→ **What the exercise asks**
Once the pictures are removed, output the remaining entries exactly as given.

______________________________

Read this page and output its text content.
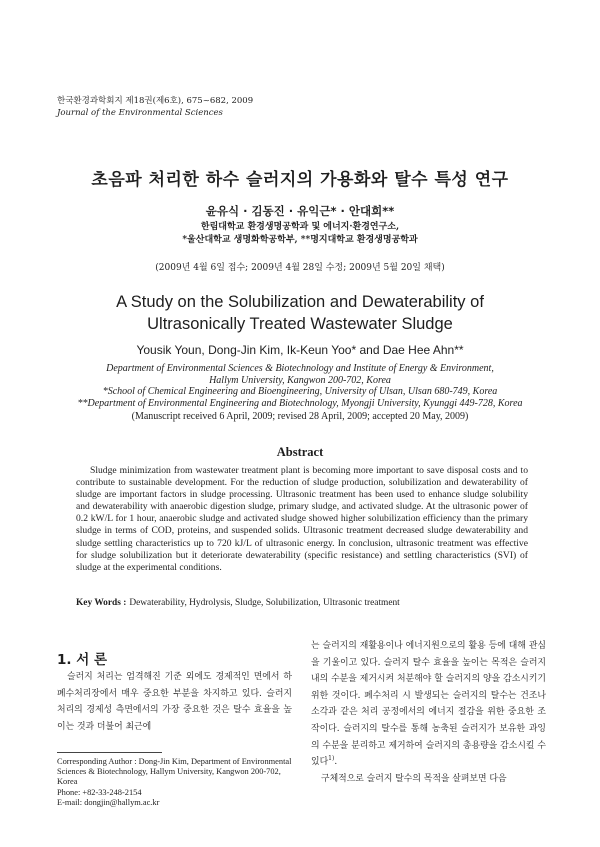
한국환경과학회지 제18권(제6호), 675~682, 2009
Journal of the Environmental Sciences
초음파 처리한 하수 슬러지의 가용화와 탈수 특성 연구
윤유식 · 김동진 · 유익근* · 안대희**
한림대학교 환경생명공학과 및 에너지·환경연구소,
*울산대학교 생명화학공학부, **명지대학교 환경생명공학과
(2009년 4월 6일 접수; 2009년 4월 28일 수정; 2009년 5월 20일 채택)
A Study on the Solubilization and Dewaterability of
Ultrasonically Treated Wastewater Sludge
Yousik Youn, Dong-Jin Kim, Ik-Keun Yoo* and Dae Hee Ahn**
Department of Environmental Sciences & Biotechnology and Institute of Energy & Environment,
Hallym University, Kangwon 200-702, Korea
*School of Chemical Engineering and Bioengineering, University of Ulsan, Ulsan 680-749, Korea
**Department of Environmental Engineering and Biotechnology, Myongji University, Kyunggi 449-728, Korea
(Manuscript received 6 April, 2009; revised 28 April, 2009; accepted 20 May, 2009)
Abstract

Sludge minimization from wastewater treatment plant is becoming more important to save disposal costs and to contribute to sustainable development. For the reduction of sludge production, solubilization and dewaterability of sludge are important factors in sludge processing. Ultrasonic treatment has been used to enhance sludge solubility and dewaterability with anaerobic digestion sludge, primary sludge, and activated sludge. At the ultrasonic power of 0.2 kW/L for 1 hour, anaerobic sludge and activated sludge showed higher solubilization efficiency than the primary sludge in terms of COD, proteins, and suspended solids. Ultrasonic treatment decreased sludge dewaterability and sludge settling characteristics up to 720 kJ/L of ultrasonic energy. In conclusion, ultrasonic treatment was effective for sludge solubilization but it deteriorate dewaterability (specific resistance) and settling characteristics (SVI) of sludge at the experimental conditions.

Key Words : Dewaterability, Hydrolysis, Sludge, Solubilization, Ultrasonic treatment
1. 서 론

슬러지 처리는 엄격해진 기준 외에도 경제적인 면에서 하폐수처리장에서 매우 중요한 부분을 차지하고 있다. 슬러지 처리의 경제성 측면에서의 가장 중요한 것은 탈수 효율을 높이는 것과 더불어 최근에

는 슬러지의 재활용이나 에너지원으로의 활용 등에 대해 관심을 기울이고 있다. 슬러지 탈수 효율을 높이는 목적은 슬러지 내의 수분을 제거시켜 처분해야 할 슬러지의 양을 감소시키기 위한 것이다. 폐수처리 시 발생되는 슬러지의 탈수는 건조나 소각과 같은 처리 공정에서의 에너지 절감을 위한 중요한 조작이다. 슬러지의 탈수를 통해 농축된 슬러지가 보유한 과잉의 수분을 분리하고 제거하여 슬러지의 총용량을 감소시킬 수 있다$^{1)}$.

구체적으로 슬러지 탈수의 목적을 살펴보면 다음

Corresponding Author : Dong-Jin Kim, Department of Environmental Sciences & Biotechnology, Hallym University, Kangwon 200-702, Korea

Phone: +82-33-248-2154

E-mail: dongjin@hallym.ac.kr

______________________________

→ **Response**
Read this page and output its text content.
한국환경과학회지 제18권(제6호), 675~682, 2009
Journal of the Environmental Sciences
초음파 처리한 하수 슬러지의 가용화와 탈수 특성 연구
윤유식 · 김동진 · 유익근* · 안대희**
한림대학교 환경생명공학과 및 에너지·환경연구소,
*울산대학교 생명화학공학부, **명지대학교 환경생명공학과
(2009년 4월 6일 접수; 2009년 4월 28일 수정; 2009년 5월 20일 채택)
A Study on the Solubilization and Dewaterability of
Ultrasonically Treated Wastewater Sludge
Yousik Youn, Dong-Jin Kim, Ik-Keun Yoo* and Dae Hee Ahn**
Department of Environmental Sciences & Biotechnology and Institute of Energy & Environment,
Hallym University, Kangwon 200-702, Korea
*School of Chemical Engineering and Bioengineering, University of Ulsan, Ulsan 680-749, Korea
**Department of Environmental Engineering and Biotechnology, Myongji University, Kyunggi 449-728, Korea
(Manuscript received 6 April, 2009; revised 28 April, 2009; accepted 20 May, 2009)
Abstract

Sludge minimization from wastewater treatment plant is becoming more important to save disposal costs and to contribute to sustainable development. For the reduction of sludge production, solubilization and dewaterability of sludge are important factors in sludge processing. Ultrasonic treatment has been used to enhance sludge solubility and dewaterability with anaerobic digestion sludge, primary sludge, and activated sludge. At the ultrasonic power of 0.2 kW/L for 1 hour, anaerobic sludge and activated sludge showed higher solubilization efficiency than the primary sludge in terms of COD, proteins, and suspended solids. Ultrasonic treatment decreased sludge dewaterability and sludge settling characteristics up to 720 kJ/L of ultrasonic energy. In conclusion, ultrasonic treatment was effective for sludge solubilization but it deteriorate dewaterability (specific resistance) and settling characteristics (SVI) of sludge at the experimental conditions.

Key Words : Dewaterability, Hydrolysis, Sludge, Solubilization, Ultrasonic treatment
1. 서 론

슬러지 처리는 엄격해진 기준 외에도 경제적인 면에서 하폐수처리장에서 매우 중요한 부분을 차지하고 있다. 슬러지 처리의 경제성 측면에서의 가장 중요한 것은 탈수 효율을 높이는 것과 더불어 최근에

는 슬러지의 재활용이나 에너지원으로의 활용 등에 대해 관심을 기울이고 있다. 슬러지 탈수 효율을 높이는 목적은 슬러지 내의 수분을 제거시켜 처분해야 할 슬러지의 양을 감소시키기 위한 것이다. 폐수처리 시 발생되는 슬러지의 탈수는 건조나 소각과 같은 처리 공정에서의 에너지 절감을 위한 중요한 조작이다. 슬러지의 탈수를 통해 농축된 슬러지가 보유한 과잉의 수분을 분리하고 제거하여 슬러지의 총용량을 감소시킬 수 있다$^{1)}$.

구체적으로 슬러지 탈수의 목적을 살펴보면 다음

Corresponding Author : Dong-Jin Kim, Department of Environmental Sciences & Biotechnology, Hallym University, Kangwon 200-702, Korea

Phone: +82-33-248-2154

E-mail: dongjin@hallym.ac.kr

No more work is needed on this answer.